OBJECTIVE: Which lines in the records below contain the word "JSON"? Copy each of them.

★ ★ ★

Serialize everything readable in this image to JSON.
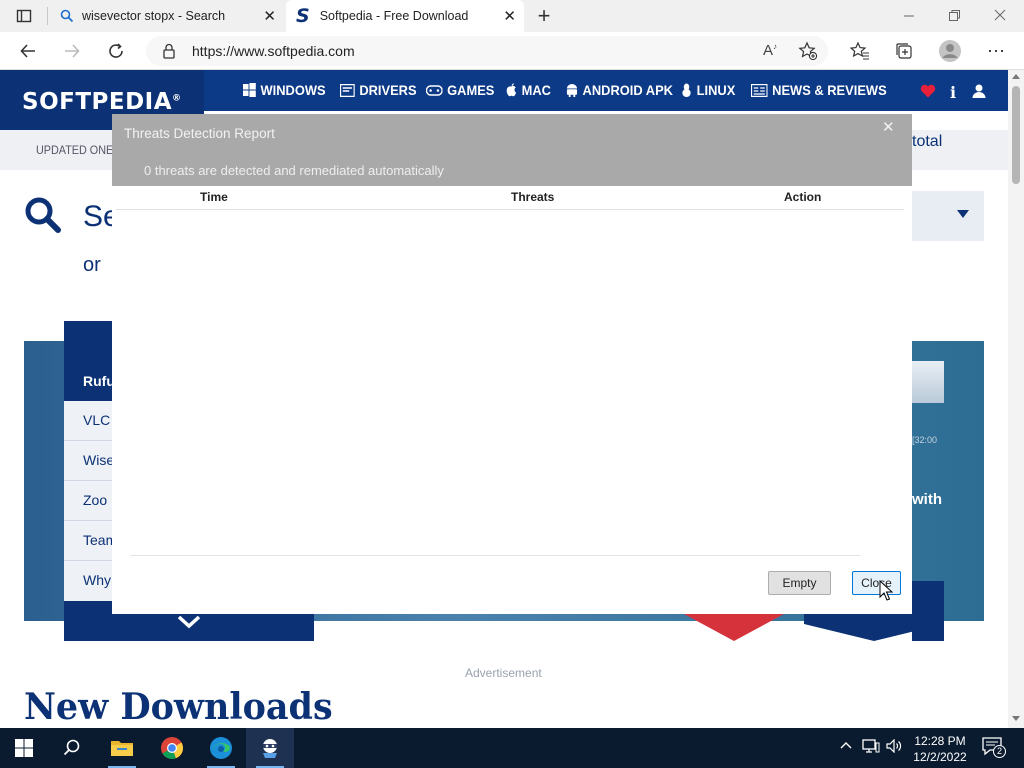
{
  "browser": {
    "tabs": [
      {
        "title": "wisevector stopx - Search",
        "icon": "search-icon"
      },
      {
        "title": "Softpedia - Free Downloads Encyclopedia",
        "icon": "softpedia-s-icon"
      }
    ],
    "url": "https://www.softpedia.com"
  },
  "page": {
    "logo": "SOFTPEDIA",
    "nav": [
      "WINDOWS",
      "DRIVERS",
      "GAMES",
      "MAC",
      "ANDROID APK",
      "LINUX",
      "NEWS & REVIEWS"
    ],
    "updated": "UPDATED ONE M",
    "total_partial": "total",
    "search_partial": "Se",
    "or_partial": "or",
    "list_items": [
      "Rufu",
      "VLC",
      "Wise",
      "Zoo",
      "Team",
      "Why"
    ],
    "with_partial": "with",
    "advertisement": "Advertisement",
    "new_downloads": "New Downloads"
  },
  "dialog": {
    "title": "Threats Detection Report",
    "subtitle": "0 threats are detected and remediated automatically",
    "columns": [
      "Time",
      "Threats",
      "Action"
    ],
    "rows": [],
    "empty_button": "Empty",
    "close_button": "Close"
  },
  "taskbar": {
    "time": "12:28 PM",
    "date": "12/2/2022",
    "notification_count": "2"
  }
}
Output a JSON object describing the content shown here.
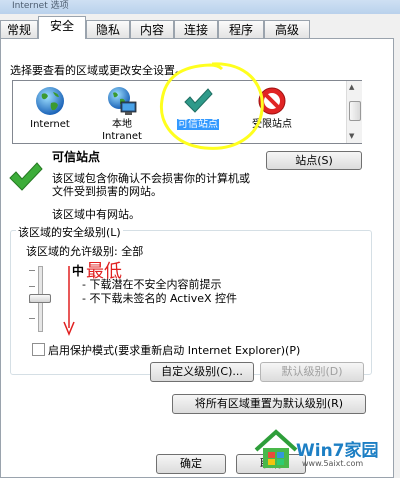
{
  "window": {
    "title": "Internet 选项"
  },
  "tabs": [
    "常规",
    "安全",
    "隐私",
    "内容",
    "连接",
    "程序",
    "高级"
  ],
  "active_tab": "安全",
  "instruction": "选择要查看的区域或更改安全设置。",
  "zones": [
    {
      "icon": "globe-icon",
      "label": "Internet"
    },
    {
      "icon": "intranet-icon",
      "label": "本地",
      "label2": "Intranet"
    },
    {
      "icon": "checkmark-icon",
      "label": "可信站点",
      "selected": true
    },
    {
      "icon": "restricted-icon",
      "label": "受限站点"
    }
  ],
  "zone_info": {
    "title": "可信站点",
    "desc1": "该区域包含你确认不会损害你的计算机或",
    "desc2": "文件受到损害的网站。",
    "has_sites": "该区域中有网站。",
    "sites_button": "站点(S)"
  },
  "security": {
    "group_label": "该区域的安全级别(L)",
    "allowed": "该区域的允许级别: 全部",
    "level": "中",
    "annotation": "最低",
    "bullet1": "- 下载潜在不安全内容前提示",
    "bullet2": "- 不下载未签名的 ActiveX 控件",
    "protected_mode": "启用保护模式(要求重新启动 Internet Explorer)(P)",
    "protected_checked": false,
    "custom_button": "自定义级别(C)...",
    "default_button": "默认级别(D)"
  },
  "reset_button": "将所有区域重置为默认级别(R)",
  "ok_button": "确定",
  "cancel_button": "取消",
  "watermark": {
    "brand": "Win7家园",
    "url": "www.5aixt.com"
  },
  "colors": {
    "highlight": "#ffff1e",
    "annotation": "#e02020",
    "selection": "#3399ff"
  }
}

★ ★ ★

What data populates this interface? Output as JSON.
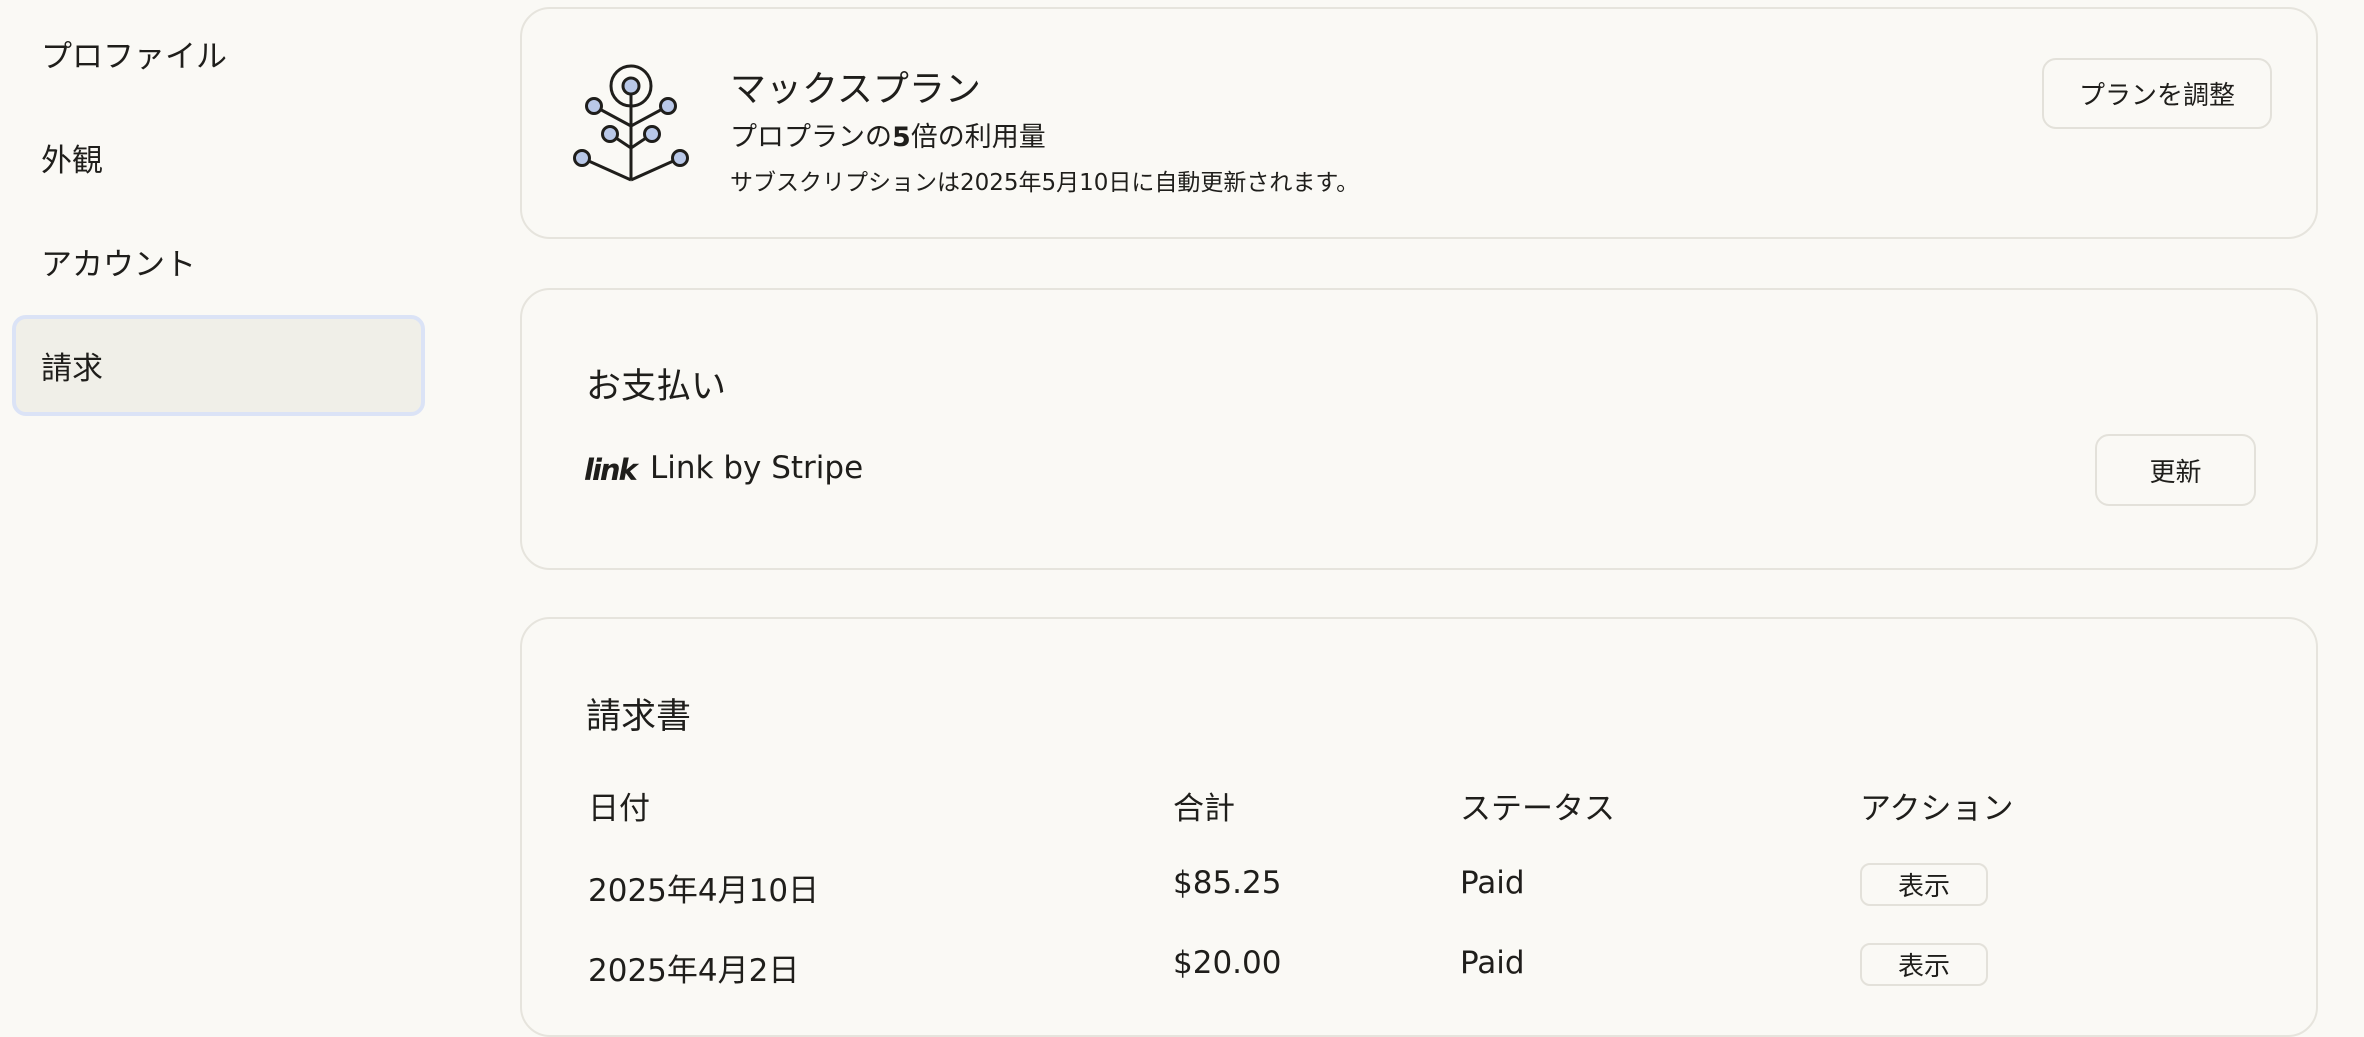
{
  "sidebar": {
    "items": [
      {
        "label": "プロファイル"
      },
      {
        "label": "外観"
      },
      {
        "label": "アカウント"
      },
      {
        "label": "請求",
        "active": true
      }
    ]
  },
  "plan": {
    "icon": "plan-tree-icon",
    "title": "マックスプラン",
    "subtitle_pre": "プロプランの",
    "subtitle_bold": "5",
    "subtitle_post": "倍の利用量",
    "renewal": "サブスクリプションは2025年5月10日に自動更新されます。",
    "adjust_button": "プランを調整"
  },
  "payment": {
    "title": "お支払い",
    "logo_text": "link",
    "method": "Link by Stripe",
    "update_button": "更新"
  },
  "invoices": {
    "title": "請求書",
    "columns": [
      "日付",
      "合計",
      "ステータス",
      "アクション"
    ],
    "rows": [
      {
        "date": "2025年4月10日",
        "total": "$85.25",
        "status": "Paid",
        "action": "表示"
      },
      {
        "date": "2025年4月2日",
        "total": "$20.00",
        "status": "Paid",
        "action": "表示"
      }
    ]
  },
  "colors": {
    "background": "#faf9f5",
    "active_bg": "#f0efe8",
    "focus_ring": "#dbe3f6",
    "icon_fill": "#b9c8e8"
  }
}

★ ★ ★

PROBLEM SOLUTION:
Serialize everything readable in this image to JSON.
Output a JSON object describing the content shown here.
What data populates this interface? Output as JSON.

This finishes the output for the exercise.